(Figure data in JSON)
####################
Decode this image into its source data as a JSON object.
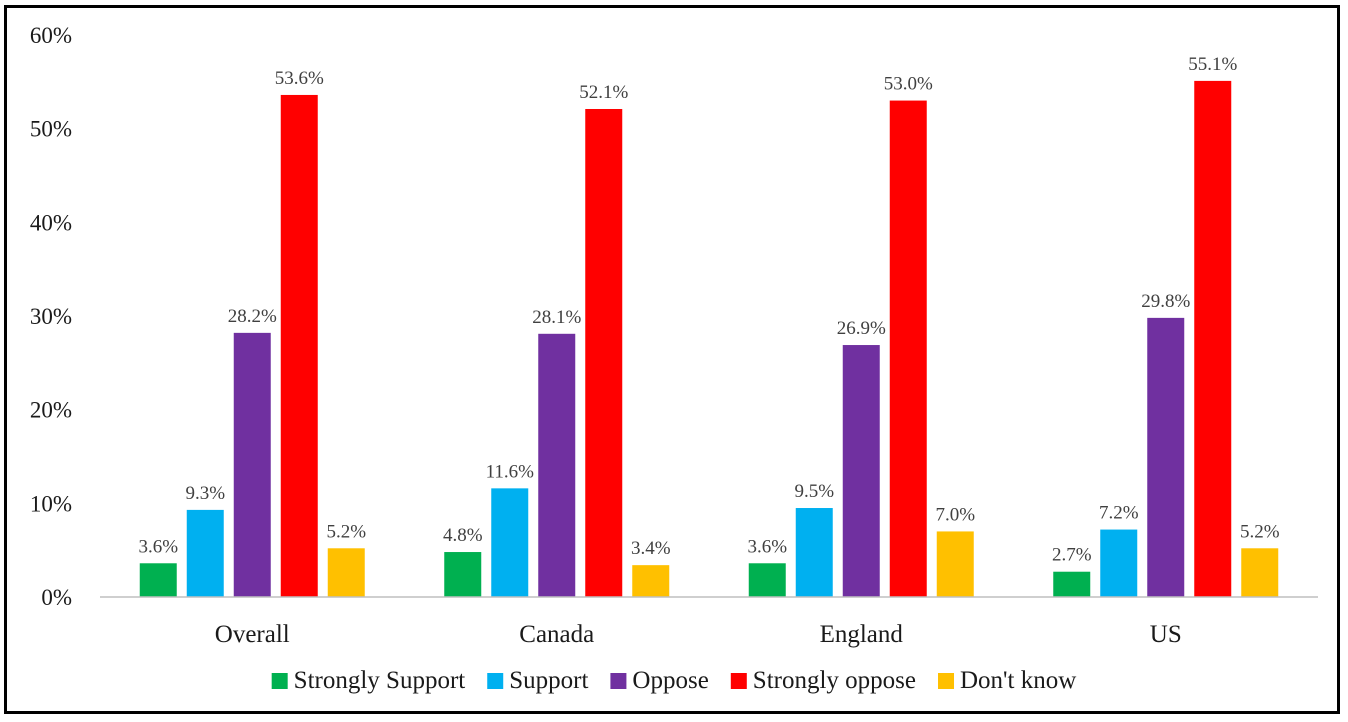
{
  "chart_data": {
    "type": "bar",
    "categories": [
      "Overall",
      "Canada",
      "England",
      "US"
    ],
    "series": [
      {
        "name": "Strongly Support",
        "color": "#00b050",
        "values": [
          3.6,
          4.8,
          3.6,
          2.7
        ]
      },
      {
        "name": "Support",
        "color": "#00b0f0",
        "values": [
          9.3,
          11.6,
          9.5,
          7.2
        ]
      },
      {
        "name": "Oppose",
        "color": "#7030a0",
        "values": [
          28.2,
          28.1,
          26.9,
          29.8
        ]
      },
      {
        "name": "Strongly oppose",
        "color": "#ff0000",
        "values": [
          53.6,
          52.1,
          53.0,
          55.1
        ]
      },
      {
        "name": "Don't know",
        "color": "#ffc000",
        "values": [
          5.2,
          3.4,
          7.0,
          5.2
        ]
      }
    ],
    "data_labels": [
      [
        "3.6%",
        "4.8%",
        "3.6%",
        "2.7%"
      ],
      [
        "9.3%",
        "11.6%",
        "9.5%",
        "7.2%"
      ],
      [
        "28.2%",
        "28.1%",
        "26.9%",
        "29.8%"
      ],
      [
        "53.6%",
        "52.1%",
        "53.0%",
        "55.1%"
      ],
      [
        "5.2%",
        "3.4%",
        "7.0%",
        "5.2%"
      ]
    ],
    "y_ticks": [
      "0%",
      "10%",
      "20%",
      "30%",
      "40%",
      "50%",
      "60%"
    ],
    "ylim": [
      0,
      60
    ],
    "grid": false,
    "legend_position": "bottom",
    "title": "",
    "xlabel": "",
    "ylabel": ""
  }
}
####################
— WHAT YOU HAVE TO DO —
Locate the lines above that contain "Support" and copy them.

— EXERCISE ANSWER —
        "name": "Strongly Support",
        "name": "Support",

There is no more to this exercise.